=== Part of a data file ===
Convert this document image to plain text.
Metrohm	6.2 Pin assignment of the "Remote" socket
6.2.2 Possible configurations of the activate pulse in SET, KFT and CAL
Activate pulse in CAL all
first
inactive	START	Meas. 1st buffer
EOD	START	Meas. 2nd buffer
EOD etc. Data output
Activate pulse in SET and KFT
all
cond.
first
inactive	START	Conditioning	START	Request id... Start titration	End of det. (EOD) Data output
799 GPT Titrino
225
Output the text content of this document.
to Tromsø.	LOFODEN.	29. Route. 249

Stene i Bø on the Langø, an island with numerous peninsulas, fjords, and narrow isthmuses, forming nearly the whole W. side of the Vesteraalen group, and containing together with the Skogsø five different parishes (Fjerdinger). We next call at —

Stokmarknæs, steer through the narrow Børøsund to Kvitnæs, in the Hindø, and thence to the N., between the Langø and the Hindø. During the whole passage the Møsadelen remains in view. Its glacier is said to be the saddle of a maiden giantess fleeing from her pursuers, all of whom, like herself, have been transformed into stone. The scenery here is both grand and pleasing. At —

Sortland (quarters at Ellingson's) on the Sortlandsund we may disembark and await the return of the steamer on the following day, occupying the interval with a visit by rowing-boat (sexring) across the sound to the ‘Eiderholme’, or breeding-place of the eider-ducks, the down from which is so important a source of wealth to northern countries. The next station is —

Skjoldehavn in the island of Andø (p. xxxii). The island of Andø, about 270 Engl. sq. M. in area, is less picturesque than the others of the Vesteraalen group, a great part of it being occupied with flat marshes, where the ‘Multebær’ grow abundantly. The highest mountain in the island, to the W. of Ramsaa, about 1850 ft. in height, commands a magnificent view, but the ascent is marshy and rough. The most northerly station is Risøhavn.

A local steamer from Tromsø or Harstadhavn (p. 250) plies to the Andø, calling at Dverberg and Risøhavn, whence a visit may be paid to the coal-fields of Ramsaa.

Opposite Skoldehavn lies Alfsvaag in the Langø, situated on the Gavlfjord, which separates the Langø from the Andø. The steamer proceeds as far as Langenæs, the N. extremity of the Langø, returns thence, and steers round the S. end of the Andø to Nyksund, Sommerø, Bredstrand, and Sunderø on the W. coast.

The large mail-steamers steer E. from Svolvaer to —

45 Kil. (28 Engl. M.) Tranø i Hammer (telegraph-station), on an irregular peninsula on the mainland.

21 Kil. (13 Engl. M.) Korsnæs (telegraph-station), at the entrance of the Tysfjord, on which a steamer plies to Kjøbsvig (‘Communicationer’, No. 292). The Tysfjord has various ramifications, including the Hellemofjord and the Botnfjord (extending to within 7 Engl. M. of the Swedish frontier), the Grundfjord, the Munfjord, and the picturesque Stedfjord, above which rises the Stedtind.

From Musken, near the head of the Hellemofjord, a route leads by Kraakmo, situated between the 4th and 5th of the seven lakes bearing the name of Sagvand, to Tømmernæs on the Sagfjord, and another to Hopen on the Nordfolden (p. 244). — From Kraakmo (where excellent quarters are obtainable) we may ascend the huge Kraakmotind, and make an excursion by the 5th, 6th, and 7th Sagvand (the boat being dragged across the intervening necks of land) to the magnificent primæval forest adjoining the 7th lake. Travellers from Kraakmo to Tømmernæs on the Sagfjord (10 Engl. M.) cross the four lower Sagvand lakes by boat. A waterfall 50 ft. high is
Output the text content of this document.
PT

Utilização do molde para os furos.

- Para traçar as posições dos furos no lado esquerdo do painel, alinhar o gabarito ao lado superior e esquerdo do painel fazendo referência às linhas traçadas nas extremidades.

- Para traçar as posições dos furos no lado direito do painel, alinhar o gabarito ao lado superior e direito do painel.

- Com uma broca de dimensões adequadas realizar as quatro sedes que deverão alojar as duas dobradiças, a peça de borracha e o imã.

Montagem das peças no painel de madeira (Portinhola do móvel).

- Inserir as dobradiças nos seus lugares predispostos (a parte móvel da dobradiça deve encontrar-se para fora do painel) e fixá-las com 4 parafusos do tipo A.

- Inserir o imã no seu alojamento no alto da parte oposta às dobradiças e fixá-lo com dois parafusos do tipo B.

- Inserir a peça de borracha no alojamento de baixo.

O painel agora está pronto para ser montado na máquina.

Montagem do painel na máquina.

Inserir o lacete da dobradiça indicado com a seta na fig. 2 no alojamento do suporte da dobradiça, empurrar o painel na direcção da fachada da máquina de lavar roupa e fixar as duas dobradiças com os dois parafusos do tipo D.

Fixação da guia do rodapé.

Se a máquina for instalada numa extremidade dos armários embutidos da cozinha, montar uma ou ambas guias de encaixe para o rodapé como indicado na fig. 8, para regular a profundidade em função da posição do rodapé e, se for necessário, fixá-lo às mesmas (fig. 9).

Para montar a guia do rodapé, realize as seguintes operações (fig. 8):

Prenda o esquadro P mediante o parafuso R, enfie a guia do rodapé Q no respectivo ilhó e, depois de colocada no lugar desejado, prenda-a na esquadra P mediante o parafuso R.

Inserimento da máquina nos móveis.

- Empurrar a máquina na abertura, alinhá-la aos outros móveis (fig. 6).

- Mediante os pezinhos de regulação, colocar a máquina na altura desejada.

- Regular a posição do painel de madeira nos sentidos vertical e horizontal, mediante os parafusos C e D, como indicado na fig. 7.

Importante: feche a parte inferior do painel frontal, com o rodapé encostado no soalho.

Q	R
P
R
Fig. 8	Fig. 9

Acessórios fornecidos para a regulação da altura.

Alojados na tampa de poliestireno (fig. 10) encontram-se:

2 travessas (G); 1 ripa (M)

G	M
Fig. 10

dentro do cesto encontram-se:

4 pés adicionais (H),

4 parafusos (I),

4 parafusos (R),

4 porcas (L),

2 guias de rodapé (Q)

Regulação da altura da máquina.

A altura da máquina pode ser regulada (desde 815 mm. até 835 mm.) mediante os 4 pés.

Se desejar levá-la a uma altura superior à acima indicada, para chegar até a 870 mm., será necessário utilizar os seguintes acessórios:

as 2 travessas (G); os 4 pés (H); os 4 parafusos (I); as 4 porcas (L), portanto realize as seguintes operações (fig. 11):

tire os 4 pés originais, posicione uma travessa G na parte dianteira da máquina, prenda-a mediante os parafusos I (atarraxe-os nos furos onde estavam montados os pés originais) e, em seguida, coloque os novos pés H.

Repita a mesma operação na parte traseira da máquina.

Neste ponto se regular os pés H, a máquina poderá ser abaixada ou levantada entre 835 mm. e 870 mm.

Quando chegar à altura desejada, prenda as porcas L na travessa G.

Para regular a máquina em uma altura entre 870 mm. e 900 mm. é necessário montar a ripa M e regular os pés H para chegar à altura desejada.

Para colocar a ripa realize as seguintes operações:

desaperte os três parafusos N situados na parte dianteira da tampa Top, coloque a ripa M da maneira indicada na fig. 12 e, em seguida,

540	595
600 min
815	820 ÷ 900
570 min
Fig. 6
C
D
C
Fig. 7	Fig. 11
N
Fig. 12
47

=== INSTRUCTIONS FOR THE TASK ===
Tally how many lines of the material contain the word "Meas". The answer must be the number and nothing else.

=== RESPONSE BELOW ===
2